LISTED ENTRIES:
%%

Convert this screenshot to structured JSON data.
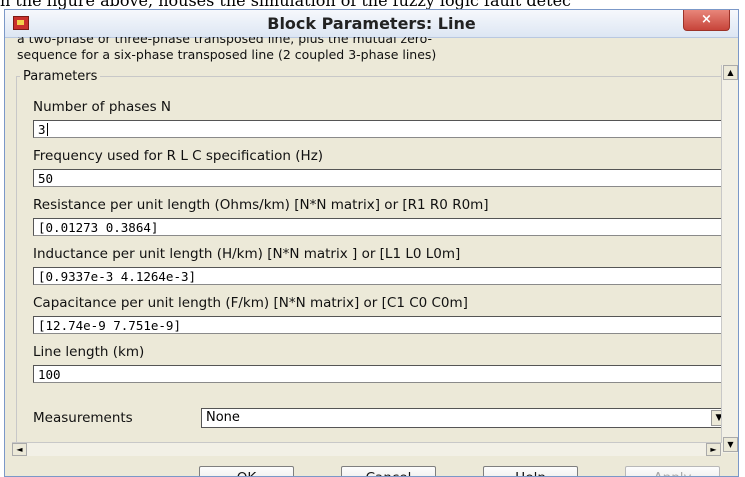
{
  "page_caption": "n the figure above, houses the simulation of the fuzzy logic fault detec",
  "window": {
    "title": "Block Parameters: Line",
    "close_label": "×"
  },
  "description": [
    "a two-phase or  three-phase transposed  line, plus the mutual zero-",
    "sequence for a  six-phase transposed  line  (2 coupled 3-phase lines)"
  ],
  "parameters": {
    "group_label": "Parameters",
    "fields": [
      {
        "label": "Number of phases N",
        "value": "3"
      },
      {
        "label": "Frequency used for R L C specification (Hz)",
        "value": "50"
      },
      {
        "label": "Resistance per unit length (Ohms/km)   [N*N matrix] or [R1 R0 R0m]",
        "value": "[0.01273 0.3864]"
      },
      {
        "label": "Inductance per unit length (H/km) [N*N matrix ] or [L1 L0 L0m]",
        "value": "[0.9337e-3  4.1264e-3]"
      },
      {
        "label": "Capacitance per unit length (F/km) [N*N matrix] or [C1 C0 C0m]",
        "value": "[12.74e-9 7.751e-9]"
      },
      {
        "label": "Line length (km)",
        "value": "100"
      }
    ],
    "measurements_label": "Measurements",
    "measurements_value": "None"
  },
  "scroll": {
    "up": "▲",
    "down": "▼",
    "left": "◄",
    "right": "►"
  },
  "buttons": {
    "ok": "OK",
    "cancel": "Cancel",
    "help": "Help",
    "apply": "Apply"
  }
}
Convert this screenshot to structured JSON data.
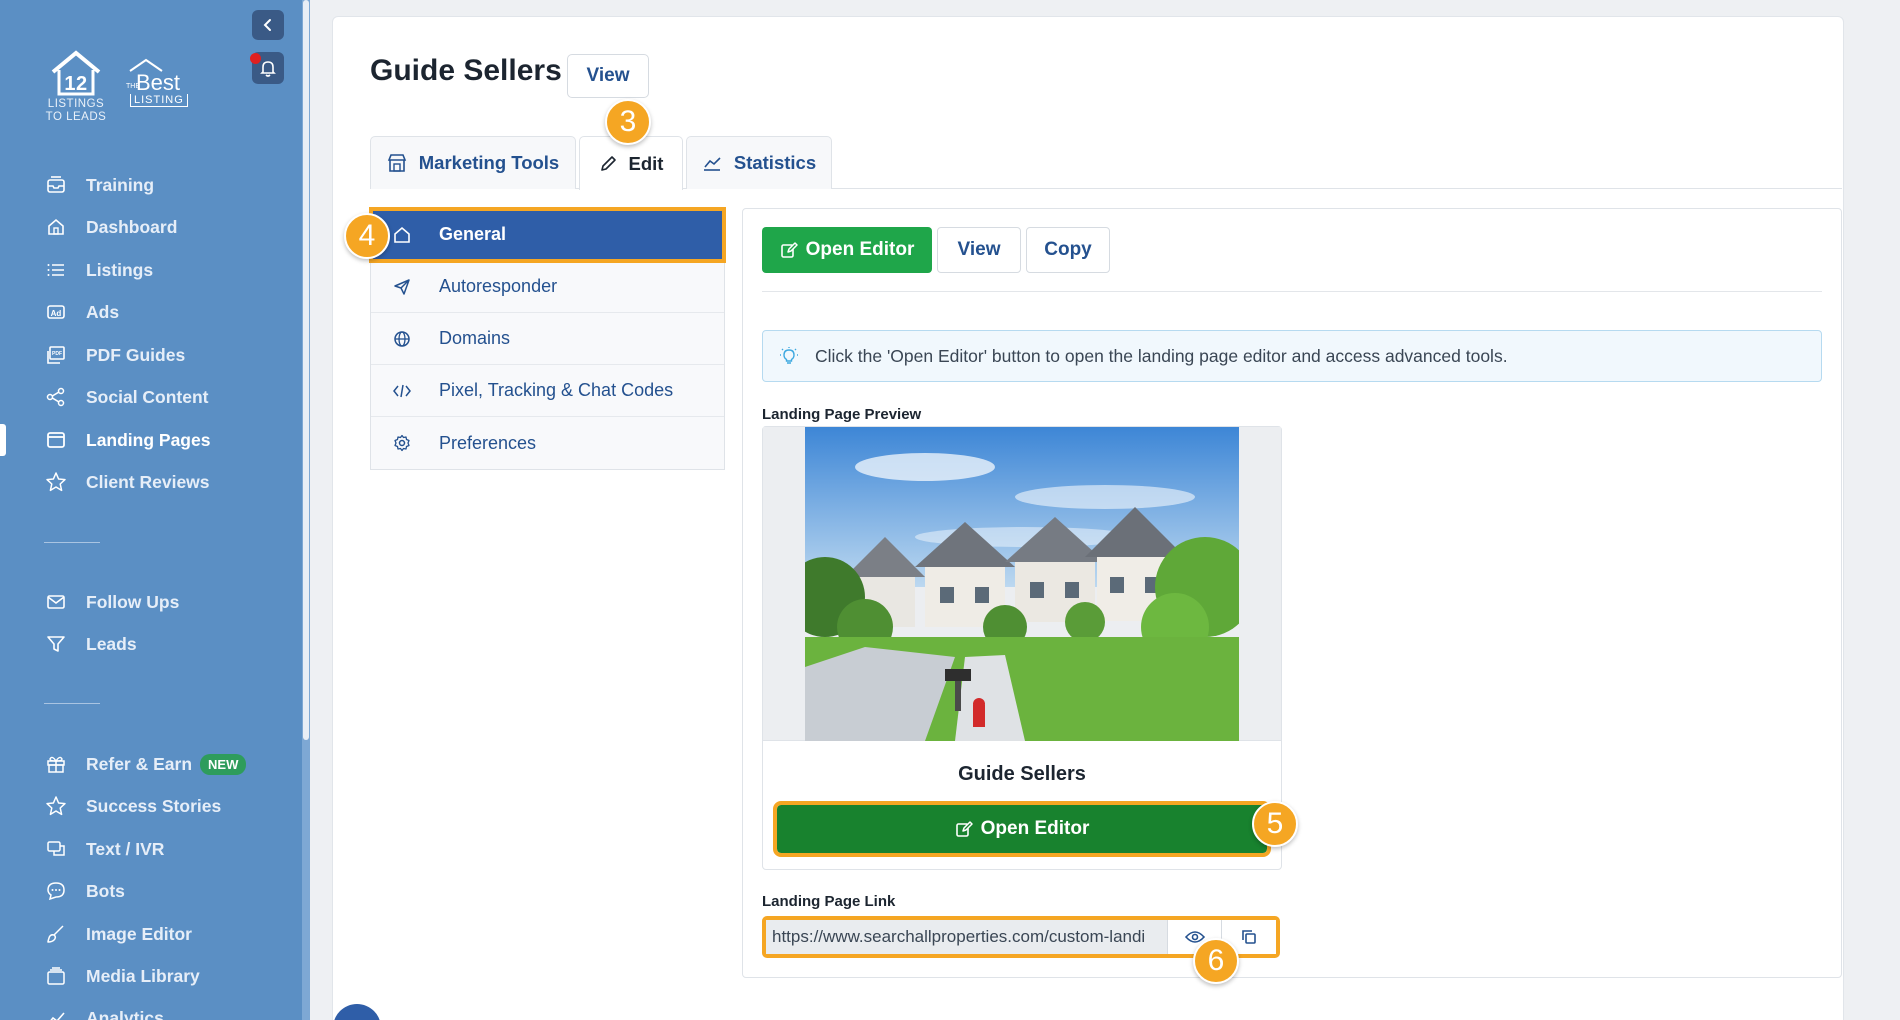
{
  "sidebar": {
    "logo_primary_lines": [
      "LISTINGS",
      "TO LEADS"
    ],
    "logo_primary_number": "12",
    "logo_secondary": {
      "the": "THE",
      "best": "Best",
      "listing": "LISTING"
    },
    "group1": [
      {
        "label": "Training",
        "icon": "inbox-icon"
      },
      {
        "label": "Dashboard",
        "icon": "home-icon"
      },
      {
        "label": "Listings",
        "icon": "list-icon"
      },
      {
        "label": "Ads",
        "icon": "ad-icon"
      },
      {
        "label": "PDF Guides",
        "icon": "pdf-icon"
      },
      {
        "label": "Social Content",
        "icon": "share-icon"
      },
      {
        "label": "Landing Pages",
        "icon": "window-icon",
        "active": true
      },
      {
        "label": "Client Reviews",
        "icon": "star-icon"
      }
    ],
    "group2": [
      {
        "label": "Follow Ups",
        "icon": "mail-icon"
      },
      {
        "label": "Leads",
        "icon": "funnel-icon"
      }
    ],
    "group3": [
      {
        "label": "Refer & Earn",
        "icon": "gift-icon",
        "badge": "NEW"
      },
      {
        "label": "Success Stories",
        "icon": "star-icon"
      },
      {
        "label": "Text / IVR",
        "icon": "chat-icon"
      },
      {
        "label": "Bots",
        "icon": "bot-icon"
      },
      {
        "label": "Image Editor",
        "icon": "brush-icon"
      },
      {
        "label": "Media Library",
        "icon": "folder-icon"
      },
      {
        "label": "Analytics",
        "icon": "chart-icon"
      }
    ]
  },
  "header": {
    "title": "Guide Sellers",
    "view_label": "View"
  },
  "tabs": [
    {
      "label": "Marketing Tools",
      "icon": "store-icon"
    },
    {
      "label": "Edit",
      "icon": "pencil-icon",
      "active": true
    },
    {
      "label": "Statistics",
      "icon": "chart-line-icon"
    }
  ],
  "submenu": [
    {
      "label": "General",
      "icon": "home-icon",
      "active": true
    },
    {
      "label": "Autoresponder",
      "icon": "send-icon"
    },
    {
      "label": "Domains",
      "icon": "globe-icon"
    },
    {
      "label": "Pixel, Tracking & Chat Codes",
      "icon": "code-icon"
    },
    {
      "label": "Preferences",
      "icon": "gear-icon"
    }
  ],
  "toolbar": {
    "open_editor": "Open Editor",
    "view": "View",
    "copy": "Copy"
  },
  "info": "Click the 'Open Editor' button to open the landing page editor and access advanced tools.",
  "preview": {
    "label": "Landing Page Preview",
    "name": "Guide Sellers",
    "open_editor": "Open Editor"
  },
  "link": {
    "label": "Landing Page Link",
    "value": "https://www.searchallproperties.com/custom-landi"
  },
  "callouts": [
    "3",
    "4",
    "5",
    "6"
  ],
  "colors": {
    "sidebar": "#5b8fc4",
    "accent_blue": "#24518f",
    "active_item": "#2f5ea8",
    "green": "#1fa64a",
    "green_dark": "#18822e",
    "callout": "#f5a623"
  }
}
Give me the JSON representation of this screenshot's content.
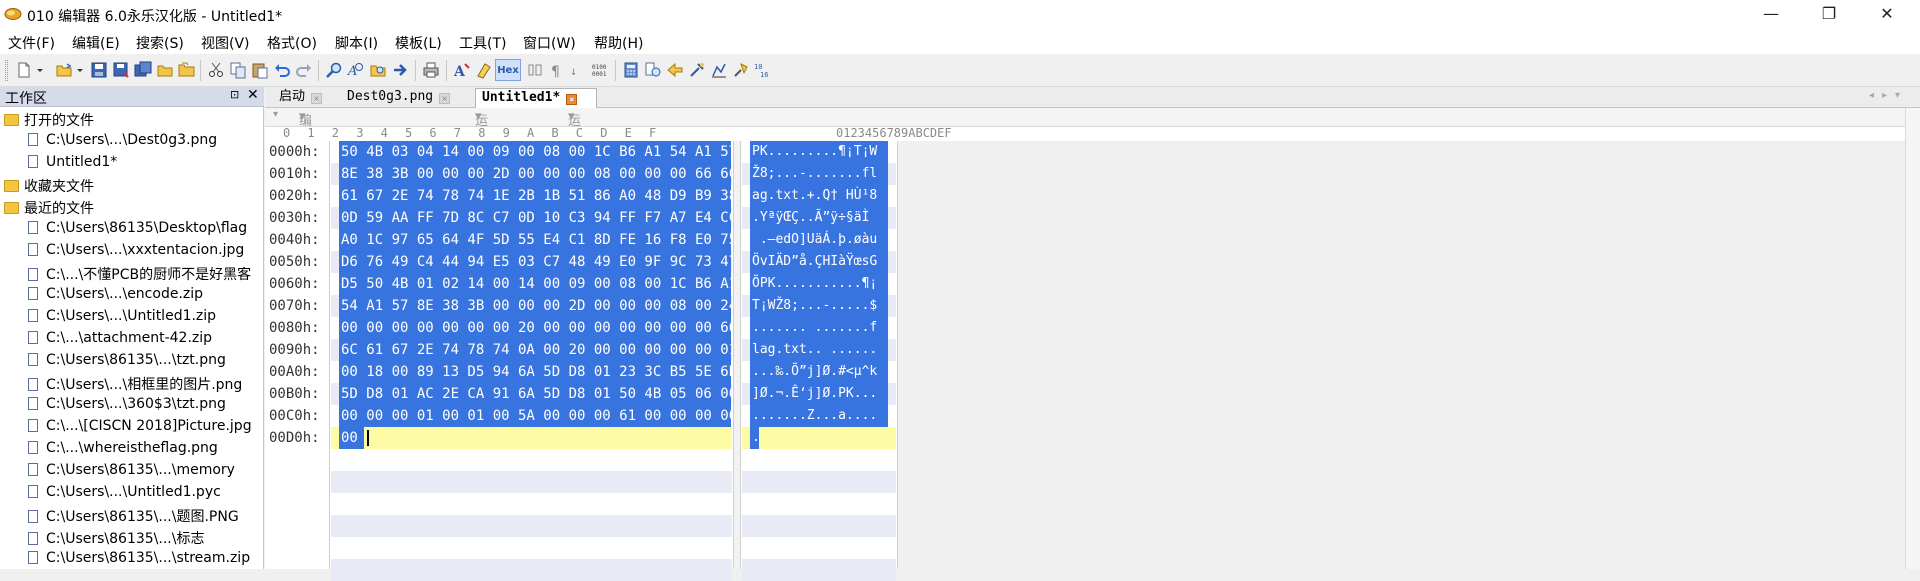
{
  "window": {
    "title": "010 编辑器 6.0永乐汉化版 - Untitled1*",
    "min": "—",
    "max": "❐",
    "close": "✕"
  },
  "menu": [
    "文件(F)",
    "编辑(E)",
    "搜索(S)",
    "视图(V)",
    "格式(O)",
    "脚本(I)",
    "模板(L)",
    "工具(T)",
    "窗口(W)",
    "帮助(H)"
  ],
  "toolbar": {
    "hex_label": "Hex",
    "icons": [
      "new-file-icon",
      "open-file-icon",
      "save-icon",
      "save-as-icon",
      "save-all-icon",
      "close-icon",
      "close-all-icon",
      "cut-icon",
      "copy-icon",
      "paste-icon",
      "undo-icon",
      "redo-icon",
      "find-icon",
      "find-replace-icon",
      "find-in-files-icon",
      "goto-icon",
      "print-icon",
      "font-icon",
      "highlight-icon",
      "hex-mode-icon",
      "columns-icon",
      "pilcrow-icon",
      "binary-icon",
      "calculator-icon",
      "compare-icon",
      "checksum-icon",
      "tools-icon",
      "histogram-icon",
      "conversion-icon",
      "base-converter-icon"
    ]
  },
  "workspace": {
    "title": "工作区",
    "pin": "⊡",
    "close": "✕",
    "sections": [
      {
        "label": "打开的文件",
        "items": [
          "C:\\Users\\...\\Dest0g3.png",
          "Untitled1*"
        ]
      },
      {
        "label": "收藏夹文件",
        "items": []
      },
      {
        "label": "最近的文件",
        "items": [
          "C:\\Users\\86135\\Desktop\\flag",
          "C:\\Users\\...\\xxxtentacion.jpg",
          "C:\\...\\不懂PCB的厨师不是好黑客",
          "C:\\Users\\...\\encode.zip",
          "C:\\Users\\...\\Untitled1.zip",
          "C:\\...\\attachment-42.zip",
          "C:\\Users\\86135\\...\\tzt.png",
          "C:\\Users\\...\\相框里的图片.png",
          "C:\\Users\\...\\360$3\\tzt.png",
          "C:\\...\\[CISCN 2018]Picture.jpg",
          "C:\\...\\whereistheflag.png",
          "C:\\Users\\86135\\...\\memory",
          "C:\\Users\\...\\Untitled1.pyc",
          "C:\\Users\\86135\\...\\题图.PNG",
          "C:\\Users\\86135\\...\\标志",
          "C:\\Users\\86135\\...\\stream.zip"
        ]
      }
    ]
  },
  "tabs": [
    {
      "label": "启动",
      "active": false
    },
    {
      "label": "Dest0g3.png",
      "active": false
    },
    {
      "label": "Untitled1*",
      "active": true
    }
  ],
  "infobar": {
    "edit_as": "编辑为: 十六进制(H)",
    "run_script": "运行脚本",
    "run_template": "运行模板"
  },
  "hex_header": [
    "0",
    "1",
    "2",
    "3",
    "4",
    "5",
    "6",
    "7",
    "8",
    "9",
    "A",
    "B",
    "C",
    "D",
    "E",
    "F"
  ],
  "ascii_header": "0123456789ABCDEF",
  "hex_rows": [
    {
      "addr": "0000h:",
      "hex": "50 4B 03 04 14 00 09 00 08 00 1C B6 A1 54 A1 57",
      "ascii": "PK.........¶¡T¡W"
    },
    {
      "addr": "0010h:",
      "hex": "8E 38 3B 00 00 00 2D 00 00 00 08 00 00 00 66 6C",
      "ascii": "Ž8;...-.......fl"
    },
    {
      "addr": "0020h:",
      "hex": "61 67 2E 74 78 74 1E 2B 1B 51 86 A0 48 D9 B9 38",
      "ascii": "ag.txt.+.Q† HÙ¹8"
    },
    {
      "addr": "0030h:",
      "hex": "0D 59 AA FF 7D 8C C7 0D 10 C3 94 FF F7 A7 E4 CC",
      "ascii": ".YªÿŒÇ..Ã”ÿ÷§äÌ"
    },
    {
      "addr": "0040h:",
      "hex": "A0 1C 97 65 64 4F 5D 55 E4 C1 8D FE 16 F8 E0 75",
      "ascii": " .—edO]UäÁ.þ.øàu"
    },
    {
      "addr": "0050h:",
      "hex": "D6 76 49 C4 44 94 E5 03 C7 48 49 E0 9F 9C 73 47",
      "ascii": "ÖvIÄD”å.ÇHIàŸœsG"
    },
    {
      "addr": "0060h:",
      "hex": "D5 50 4B 01 02 14 00 14 00 09 00 08 00 1C B6 A1",
      "ascii": "ÕPK...........¶¡"
    },
    {
      "addr": "0070h:",
      "hex": "54 A1 57 8E 38 3B 00 00 00 2D 00 00 00 08 00 24",
      "ascii": "T¡WŽ8;...-.....$"
    },
    {
      "addr": "0080h:",
      "hex": "00 00 00 00 00 00 00 20 00 00 00 00 00 00 00 66",
      "ascii": "....... .......f"
    },
    {
      "addr": "0090h:",
      "hex": "6C 61 67 2E 74 78 74 0A 00 20 00 00 00 00 00 01",
      "ascii": "lag.txt.. ......"
    },
    {
      "addr": "00A0h:",
      "hex": "00 18 00 89 13 D5 94 6A 5D D8 01 23 3C B5 5E 6B",
      "ascii": "...‰.Õ”j]Ø.#<µ^k"
    },
    {
      "addr": "00B0h:",
      "hex": "5D D8 01 AC 2E CA 91 6A 5D D8 01 50 4B 05 06 00",
      "ascii": "]Ø.¬.Ê‘j]Ø.PK..."
    },
    {
      "addr": "00C0h:",
      "hex": "00 00 00 01 00 01 00 5A 00 00 00 61 00 00 00 00",
      "ascii": ".......Z...a...."
    },
    {
      "addr": "00D0h:",
      "hex": "00",
      "ascii": "."
    }
  ],
  "colors": {
    "selection": "#3874e0",
    "stripe": "#e8eaf5",
    "current_line": "#fdfca5"
  }
}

%%

YOUR GOAL:
Of the lines above, how many contain the word "Editor"? Provide the number and nothing else.

WRITTEN ANSWER:
4